**Brief**
Using the listing beneath this task, count the lines with the word "text" and write only the result.

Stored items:
-- Start --

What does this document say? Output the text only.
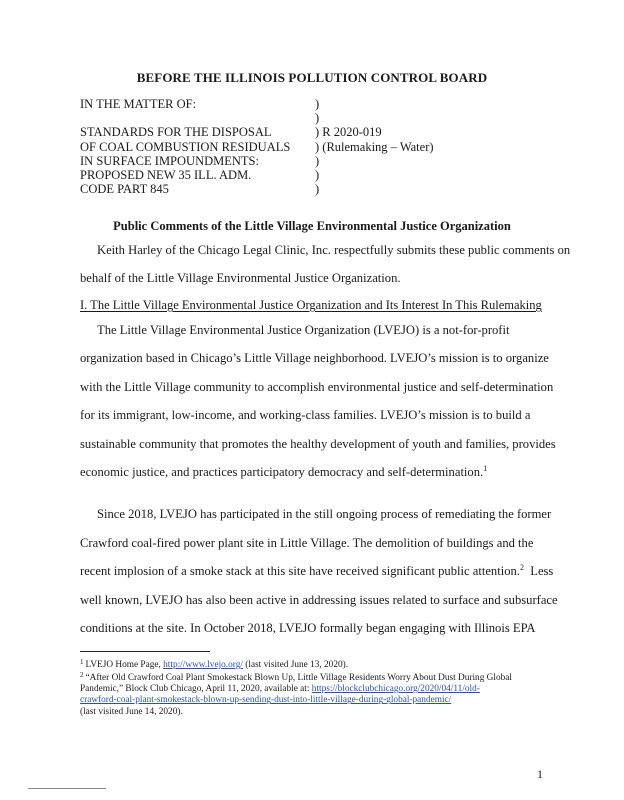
BEFORE THE ILLINOIS POLLUTION CONTROL BOARD
IN THE MATTER OF:	)
)
STANDARDS FOR THE DISPOSAL	) R 2020-019
OF COAL COMBUSTION RESIDUALS	) (Rulemaking – Water)
IN SURFACE IMPOUNDMENTS:	)
PROPOSED NEW 35 ILL. ADM.	)
CODE PART 845	)
Public Comments of the Little Village Environmental Justice Organization
Keith Harley of the Chicago Legal Clinic, Inc. respectfully submits these public comments on
behalf of the Little Village Environmental Justice Organization.
I. The Little Village Environmental Justice Organization and Its Interest In This Rulemaking
The Little Village Environmental Justice Organization (LVEJO) is a not-for-profit
organization based in Chicago’s Little Village neighborhood. LVEJO’s mission is to organize
with the Little Village community to accomplish environmental justice and self-determination
for its immigrant, low-income, and working-class families. LVEJO’s mission is to build a
sustainable community that promotes the healthy development of youth and families, provides
economic justice, and practices participatory democracy and self-determination.$^1$
Since 2018, LVEJO has participated in the still ongoing process of remediating the former
Crawford coal-fired power plant site in Little Village. The demolition of buildings and the
recent implosion of a smoke stack at this site have received significant public attention.$^2$  Less
well known, LVEJO has also been active in addressing issues related to surface and subsurface
conditions at the site. In October 2018, LVEJO formally began engaging with Illinois EPA
$^1$ LVEJO Home Page, http://www.lvejo.org/ (last visited June 13, 2020).
$^2$ “After Old Crawford Coal Plant Smokestack Blown Up, Little Village Residents Worry About Dust During Global
Pandemic,” Block Club Chicago, April 11, 2020, available at: https://blockclubchicago.org/2020/04/11/old-
crawford-coal-plant-smokestack-blown-up-sending-dust-into-little-village-during-global-pandemic/
(last visited June 14, 2020).
1
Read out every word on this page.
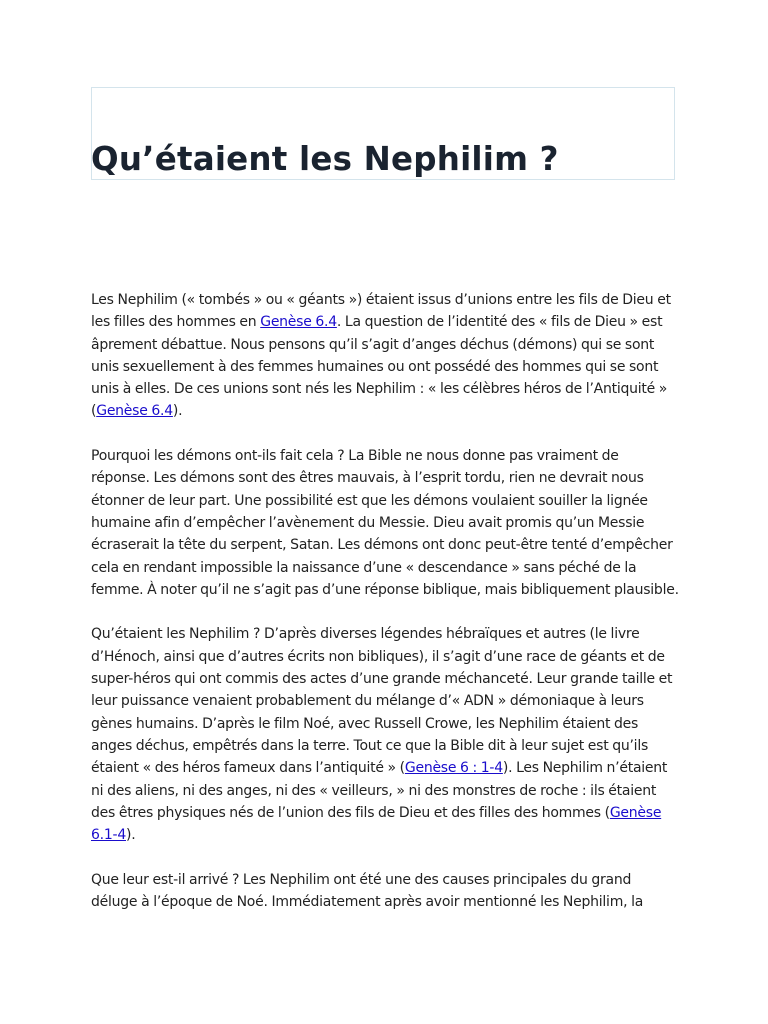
Qu’étaient les Nephilim ?

Les Nephilim (« tombés » ou « géants ») étaient issus d’unions entre les fils de Dieu et les filles des hommes en Genèse 6.4. La question de l’identité des « fils de Dieu » est âprement débattue. Nous pensons qu’il s’agit d’anges déchus (démons) qui se sont unis sexuellement à des femmes humaines ou ont possédé des hommes qui se sont unis à elles. De ces unions sont nés les Nephilim : « les célèbres héros de l’Antiquité » (Genèse 6.4).

Pourquoi les démons ont-ils fait cela ? La Bible ne nous donne pas vraiment de réponse. Les démons sont des êtres mauvais, à l’esprit tordu, rien ne devrait nous étonner de leur part. Une possibilité est que les démons voulaient souiller la lignée humaine afin d’empêcher l’avènement du Messie. Dieu avait promis qu’un Messie écraserait la tête du serpent, Satan. Les démons ont donc peut-être tenté d’empêcher cela en rendant impossible la naissance d’une « descendance » sans péché de la femme. À noter qu’il ne s’agit pas d’une réponse biblique, mais bibliquement plausible.

Qu’étaient les Nephilim ? D’après diverses légendes hébraïques et autres (le livre d’Hénoch, ainsi que d’autres écrits non bibliques), il s’agit d’une race de géants et de super-héros qui ont commis des actes d’une grande méchanceté. Leur grande taille et leur puissance venaient probablement du mélange d’« ADN » démoniaque à leurs gènes humains. D’après le film Noé, avec Russell Crowe, les Nephilim étaient des anges déchus, empêtrés dans la terre. Tout ce que la Bible dit à leur sujet est qu’ils étaient « des héros fameux dans l’antiquité » (Genèse 6 : 1-4). Les Nephilim n’étaient ni des aliens, ni des anges, ni des « veilleurs, » ni des monstres de roche : ils étaient des êtres physiques nés de l’union des fils de Dieu et des filles des hommes (Genèse 6.1-4).

Que leur est-il arrivé ? Les Nephilim ont été une des causes principales du grand déluge à l’époque de Noé. Immédiatement après avoir mentionné les Nephilim, la
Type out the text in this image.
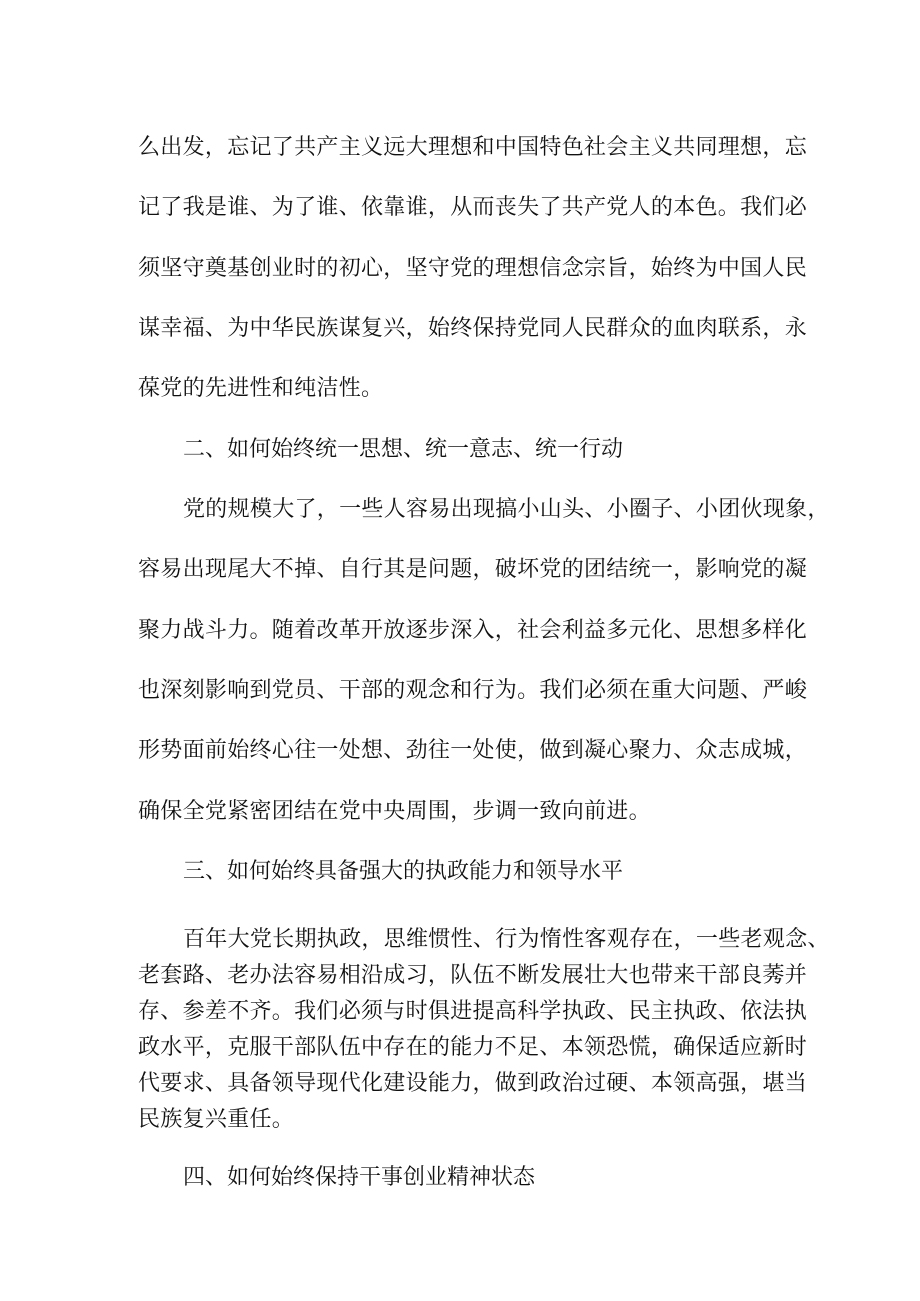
么出发，忘记了共产主义远大理想和中国特色社会主义共同理想，忘
记了我是谁、为了谁、依靠谁，从而丧失了共产党人的本色。我们必
须坚守奠基创业时的初心，坚守党的理想信念宗旨，始终为中国人民
谋幸福、为中华民族谋复兴，始终保持党同人民群众的血肉联系，永
葆党的先进性和纯洁性。
二、如何始终统一思想、统一意志、统一行动
党的规模大了，一些人容易出现搞小山头、小圈子、小团伙现象，
容易出现尾大不掉、自行其是问题，破坏党的团结统一，影响党的凝
聚力战斗力。随着改革开放逐步深入，社会利益多元化、思想多样化
也深刻影响到党员、干部的观念和行为。我们必须在重大问题、严峻
形势面前始终心往一处想、劲往一处使，做到凝心聚力、众志成城，
确保全党紧密团结在党中央周围，步调一致向前进。
三、如何始终具备强大的执政能力和领导水平
百年大党长期执政，思维惯性、行为惰性客观存在，一些老观念、
老套路、老办法容易相沿成习，队伍不断发展壮大也带来干部良莠并
存、参差不齐。我们必须与时俱进提高科学执政、民主执政、依法执
政水平，克服干部队伍中存在的能力不足、本领恐慌，确保适应新时
代要求、具备领导现代化建设能力，做到政治过硬、本领高强，堪当
民族复兴重任。
四、如何始终保持干事创业精神状态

-- End --

**Exercise result**
2